=== RECORDS PROVIDED ===
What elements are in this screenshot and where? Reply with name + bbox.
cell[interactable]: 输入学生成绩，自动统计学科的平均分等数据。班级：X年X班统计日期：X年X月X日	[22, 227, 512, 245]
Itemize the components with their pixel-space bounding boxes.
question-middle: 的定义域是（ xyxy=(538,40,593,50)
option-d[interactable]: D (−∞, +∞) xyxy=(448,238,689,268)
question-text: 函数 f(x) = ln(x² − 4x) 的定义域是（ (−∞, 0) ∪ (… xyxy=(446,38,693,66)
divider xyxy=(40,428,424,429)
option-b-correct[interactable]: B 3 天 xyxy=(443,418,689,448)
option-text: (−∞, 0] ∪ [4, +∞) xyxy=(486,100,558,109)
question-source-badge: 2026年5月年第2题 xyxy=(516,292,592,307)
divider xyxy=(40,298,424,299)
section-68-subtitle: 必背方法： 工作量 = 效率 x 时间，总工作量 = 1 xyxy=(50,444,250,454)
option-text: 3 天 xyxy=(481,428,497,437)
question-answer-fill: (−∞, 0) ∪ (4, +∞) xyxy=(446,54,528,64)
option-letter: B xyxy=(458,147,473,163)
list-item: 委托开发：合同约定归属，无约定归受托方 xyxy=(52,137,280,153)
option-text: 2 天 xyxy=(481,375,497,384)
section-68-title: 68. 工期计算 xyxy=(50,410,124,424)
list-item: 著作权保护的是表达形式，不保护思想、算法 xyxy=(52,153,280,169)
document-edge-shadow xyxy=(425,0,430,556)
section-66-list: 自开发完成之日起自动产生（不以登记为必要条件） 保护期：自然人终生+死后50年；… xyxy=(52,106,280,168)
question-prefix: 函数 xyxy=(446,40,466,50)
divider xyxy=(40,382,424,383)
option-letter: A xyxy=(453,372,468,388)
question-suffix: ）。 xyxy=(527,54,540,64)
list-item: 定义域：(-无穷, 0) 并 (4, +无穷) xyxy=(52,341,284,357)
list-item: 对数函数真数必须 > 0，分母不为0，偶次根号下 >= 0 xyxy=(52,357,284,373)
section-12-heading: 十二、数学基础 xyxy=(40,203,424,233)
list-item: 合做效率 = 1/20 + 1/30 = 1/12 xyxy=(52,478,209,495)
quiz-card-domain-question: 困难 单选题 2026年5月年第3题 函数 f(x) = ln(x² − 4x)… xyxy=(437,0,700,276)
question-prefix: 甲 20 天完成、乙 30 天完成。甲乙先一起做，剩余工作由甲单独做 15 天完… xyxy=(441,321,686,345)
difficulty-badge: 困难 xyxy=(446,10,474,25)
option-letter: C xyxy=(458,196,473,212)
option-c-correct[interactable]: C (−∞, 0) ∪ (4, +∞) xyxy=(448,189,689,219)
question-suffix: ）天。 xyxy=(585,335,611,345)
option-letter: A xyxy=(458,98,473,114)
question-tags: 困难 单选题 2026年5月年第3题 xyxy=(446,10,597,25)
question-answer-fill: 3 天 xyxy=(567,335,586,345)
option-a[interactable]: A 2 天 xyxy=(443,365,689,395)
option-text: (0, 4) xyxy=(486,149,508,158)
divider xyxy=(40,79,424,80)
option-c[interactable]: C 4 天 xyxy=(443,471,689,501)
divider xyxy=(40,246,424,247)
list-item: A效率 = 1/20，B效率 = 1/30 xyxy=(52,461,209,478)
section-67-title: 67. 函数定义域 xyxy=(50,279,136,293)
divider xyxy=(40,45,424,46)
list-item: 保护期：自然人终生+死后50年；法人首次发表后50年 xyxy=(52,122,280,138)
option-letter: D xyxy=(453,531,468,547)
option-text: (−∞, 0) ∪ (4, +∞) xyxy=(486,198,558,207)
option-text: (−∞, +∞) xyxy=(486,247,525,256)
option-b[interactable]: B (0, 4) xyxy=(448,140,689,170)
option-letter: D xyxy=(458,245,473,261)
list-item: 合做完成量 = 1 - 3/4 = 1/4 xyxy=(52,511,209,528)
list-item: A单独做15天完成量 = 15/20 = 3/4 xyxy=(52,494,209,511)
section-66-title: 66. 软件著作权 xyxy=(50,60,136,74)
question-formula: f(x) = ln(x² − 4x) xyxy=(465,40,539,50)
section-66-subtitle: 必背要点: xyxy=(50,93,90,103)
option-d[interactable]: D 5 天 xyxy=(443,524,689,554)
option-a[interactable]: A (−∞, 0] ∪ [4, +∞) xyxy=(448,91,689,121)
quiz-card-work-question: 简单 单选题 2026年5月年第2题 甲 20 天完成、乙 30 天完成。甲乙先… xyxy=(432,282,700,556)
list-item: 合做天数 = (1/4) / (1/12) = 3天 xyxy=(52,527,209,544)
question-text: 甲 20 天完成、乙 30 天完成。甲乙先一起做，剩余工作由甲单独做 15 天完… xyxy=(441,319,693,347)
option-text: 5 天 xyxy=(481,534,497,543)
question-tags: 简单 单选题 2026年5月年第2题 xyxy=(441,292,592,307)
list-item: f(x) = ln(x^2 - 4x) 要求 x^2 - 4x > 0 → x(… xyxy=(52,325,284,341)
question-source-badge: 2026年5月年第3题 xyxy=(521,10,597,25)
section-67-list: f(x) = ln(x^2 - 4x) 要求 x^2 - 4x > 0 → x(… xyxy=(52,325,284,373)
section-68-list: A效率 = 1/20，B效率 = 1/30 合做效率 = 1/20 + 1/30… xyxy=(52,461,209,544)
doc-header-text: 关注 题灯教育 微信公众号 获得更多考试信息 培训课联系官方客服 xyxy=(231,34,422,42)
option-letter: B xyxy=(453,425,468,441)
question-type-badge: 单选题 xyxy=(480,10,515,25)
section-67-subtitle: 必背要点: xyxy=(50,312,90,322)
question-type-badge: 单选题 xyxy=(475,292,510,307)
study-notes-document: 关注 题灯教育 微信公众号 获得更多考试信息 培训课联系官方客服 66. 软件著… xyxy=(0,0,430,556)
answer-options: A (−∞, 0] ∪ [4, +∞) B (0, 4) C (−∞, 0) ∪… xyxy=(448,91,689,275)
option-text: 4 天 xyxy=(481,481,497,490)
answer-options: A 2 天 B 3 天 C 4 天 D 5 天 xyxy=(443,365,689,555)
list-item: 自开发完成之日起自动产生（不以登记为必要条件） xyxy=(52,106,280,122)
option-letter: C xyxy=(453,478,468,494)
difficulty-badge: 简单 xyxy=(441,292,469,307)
===
Please extract the entries above, from the start through the line that contains "divider xyxy=(40,298,424,299)", inclusive, and reproduce them verbatim.

REPLY:
What elements are in this screenshot and where? Reply with name + bbox.
cell[interactable]: 输入学生成绩，自动统计学科的平均分等数据。班级：X年X班统计日期：X年X月X日	[22, 227, 512, 245]
Itemize the components with their pixel-space bounding boxes.
question-middle: 的定义域是（ xyxy=(538,40,593,50)
option-d[interactable]: D (−∞, +∞) xyxy=(448,238,689,268)
question-text: 函数 f(x) = ln(x² − 4x) 的定义域是（ (−∞, 0) ∪ (… xyxy=(446,38,693,66)
divider xyxy=(40,428,424,429)
option-b-correct[interactable]: B 3 天 xyxy=(443,418,689,448)
option-text: (−∞, 0] ∪ [4, +∞) xyxy=(486,100,558,109)
question-source-badge: 2026年5月年第2题 xyxy=(516,292,592,307)
divider xyxy=(40,298,424,299)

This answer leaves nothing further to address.